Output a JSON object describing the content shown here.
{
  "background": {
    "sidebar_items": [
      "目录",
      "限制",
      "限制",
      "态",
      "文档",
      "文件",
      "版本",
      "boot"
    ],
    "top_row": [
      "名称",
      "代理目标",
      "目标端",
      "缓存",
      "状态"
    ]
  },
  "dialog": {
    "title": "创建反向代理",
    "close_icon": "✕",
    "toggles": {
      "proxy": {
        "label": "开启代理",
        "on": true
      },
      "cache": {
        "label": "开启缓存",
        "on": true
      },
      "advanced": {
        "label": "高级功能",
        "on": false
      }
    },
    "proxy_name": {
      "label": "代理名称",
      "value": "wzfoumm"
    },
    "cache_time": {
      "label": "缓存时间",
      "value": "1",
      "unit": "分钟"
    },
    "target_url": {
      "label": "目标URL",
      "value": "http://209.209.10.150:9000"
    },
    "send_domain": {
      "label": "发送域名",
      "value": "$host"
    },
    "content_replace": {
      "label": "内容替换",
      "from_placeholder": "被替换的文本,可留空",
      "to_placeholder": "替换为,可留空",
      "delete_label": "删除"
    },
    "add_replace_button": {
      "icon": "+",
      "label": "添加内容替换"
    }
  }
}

______________________________

*YOUR OBJECTIVE*:
Every line of the data above should be copied exactly.

*OUTPUT FOR THIS TASK*:
Output a JSON object describing the content shown here.
{
  "background": {
    "sidebar_items": [
      "目录",
      "限制",
      "限制",
      "态",
      "文档",
      "文件",
      "版本",
      "boot"
    ],
    "top_row": [
      "名称",
      "代理目标",
      "目标端",
      "缓存",
      "状态"
    ]
  },
  "dialog": {
    "title": "创建反向代理",
    "close_icon": "✕",
    "toggles": {
      "proxy": {
        "label": "开启代理",
        "on": true
      },
      "cache": {
        "label": "开启缓存",
        "on": true
      },
      "advanced": {
        "label": "高级功能",
        "on": false
      }
    },
    "proxy_name": {
      "label": "代理名称",
      "value": "wzfoumm"
    },
    "cache_time": {
      "label": "缓存时间",
      "value": "1",
      "unit": "分钟"
    },
    "target_url": {
      "label": "目标URL",
      "value": "http://209.209.10.150:9000"
    },
    "send_domain": {
      "label": "发送域名",
      "value": "$host"
    },
    "content_replace": {
      "label": "内容替换",
      "from_placeholder": "被替换的文本,可留空",
      "to_placeholder": "替换为,可留空",
      "delete_label": "删除"
    },
    "add_replace_button": {
      "icon": "+",
      "label": "添加内容替换"
    }
  }
}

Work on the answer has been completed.